— PROBLEM TO SOLVE —
Search the records for the word "Mercredi" and pick out every line that has it.

[Data records]
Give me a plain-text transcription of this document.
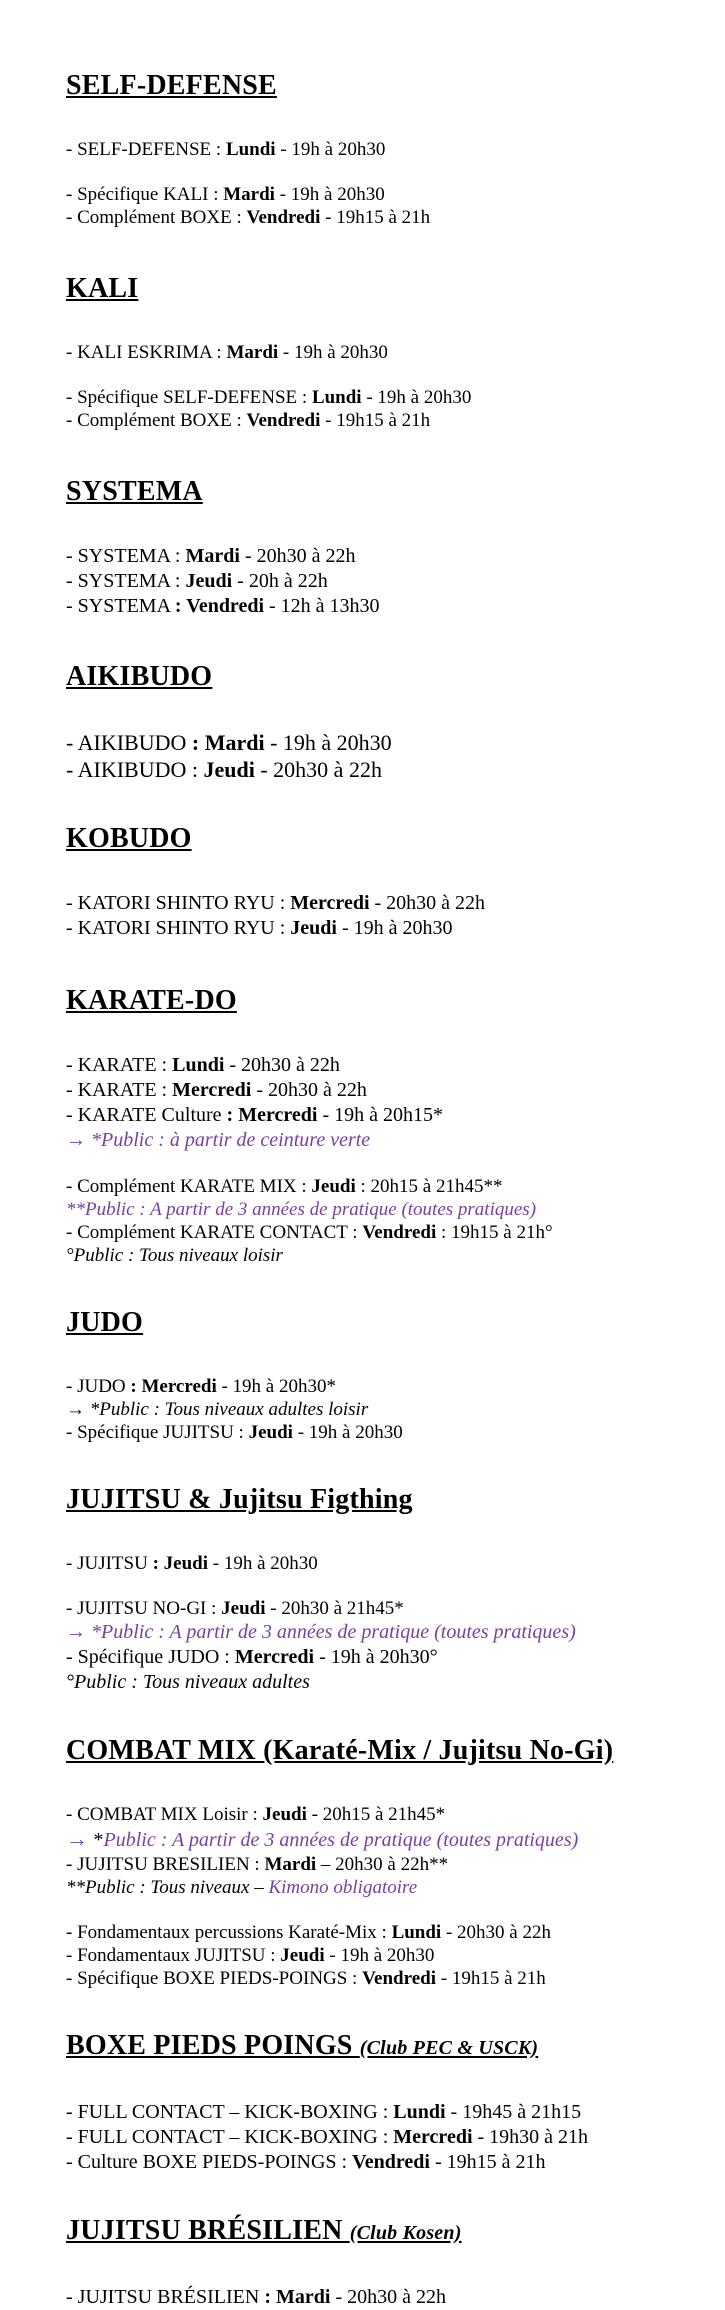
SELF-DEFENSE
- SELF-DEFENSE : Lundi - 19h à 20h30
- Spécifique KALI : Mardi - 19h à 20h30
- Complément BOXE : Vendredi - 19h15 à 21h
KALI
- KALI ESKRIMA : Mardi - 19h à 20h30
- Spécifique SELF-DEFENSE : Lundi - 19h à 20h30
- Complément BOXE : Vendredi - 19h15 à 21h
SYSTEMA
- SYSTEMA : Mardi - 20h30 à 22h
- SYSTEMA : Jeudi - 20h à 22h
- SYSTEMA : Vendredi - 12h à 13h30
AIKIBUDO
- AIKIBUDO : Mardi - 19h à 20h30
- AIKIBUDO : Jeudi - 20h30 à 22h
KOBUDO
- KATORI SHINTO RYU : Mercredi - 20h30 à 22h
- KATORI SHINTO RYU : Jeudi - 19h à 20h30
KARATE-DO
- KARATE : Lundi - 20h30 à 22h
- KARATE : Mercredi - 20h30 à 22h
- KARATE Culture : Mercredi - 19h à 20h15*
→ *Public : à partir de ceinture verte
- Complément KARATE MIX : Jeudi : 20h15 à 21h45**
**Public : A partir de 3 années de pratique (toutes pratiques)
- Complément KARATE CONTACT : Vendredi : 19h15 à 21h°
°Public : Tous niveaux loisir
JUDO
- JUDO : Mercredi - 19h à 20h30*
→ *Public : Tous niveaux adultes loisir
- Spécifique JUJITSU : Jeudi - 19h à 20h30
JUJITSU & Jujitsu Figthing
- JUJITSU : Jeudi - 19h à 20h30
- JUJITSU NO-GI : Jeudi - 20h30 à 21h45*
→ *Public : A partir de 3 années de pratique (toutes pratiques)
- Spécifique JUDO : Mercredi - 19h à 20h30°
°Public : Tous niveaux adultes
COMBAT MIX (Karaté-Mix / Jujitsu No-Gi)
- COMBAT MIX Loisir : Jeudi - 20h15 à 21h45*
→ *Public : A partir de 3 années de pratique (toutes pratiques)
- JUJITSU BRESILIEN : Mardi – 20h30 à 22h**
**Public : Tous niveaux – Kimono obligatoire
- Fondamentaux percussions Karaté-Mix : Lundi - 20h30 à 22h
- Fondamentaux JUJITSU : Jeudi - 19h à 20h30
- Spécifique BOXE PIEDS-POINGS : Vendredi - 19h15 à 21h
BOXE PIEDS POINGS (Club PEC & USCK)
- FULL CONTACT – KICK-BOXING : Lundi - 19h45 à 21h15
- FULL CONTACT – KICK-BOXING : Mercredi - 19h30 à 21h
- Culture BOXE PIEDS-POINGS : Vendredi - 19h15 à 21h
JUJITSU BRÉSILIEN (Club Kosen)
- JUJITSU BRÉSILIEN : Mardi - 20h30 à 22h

— FINAL RESULT —
- KATORI SHINTO RYU : Mercredi - 20h30 à 22h
- KARATE : Mercredi - 20h30 à 22h
- KARATE Culture : Mercredi - 19h à 20h15*
- JUDO : Mercredi - 19h à 20h30*
- Spécifique JUDO : Mercredi - 19h à 20h30°
- FULL CONTACT – KICK-BOXING : Mercredi - 19h30 à 21h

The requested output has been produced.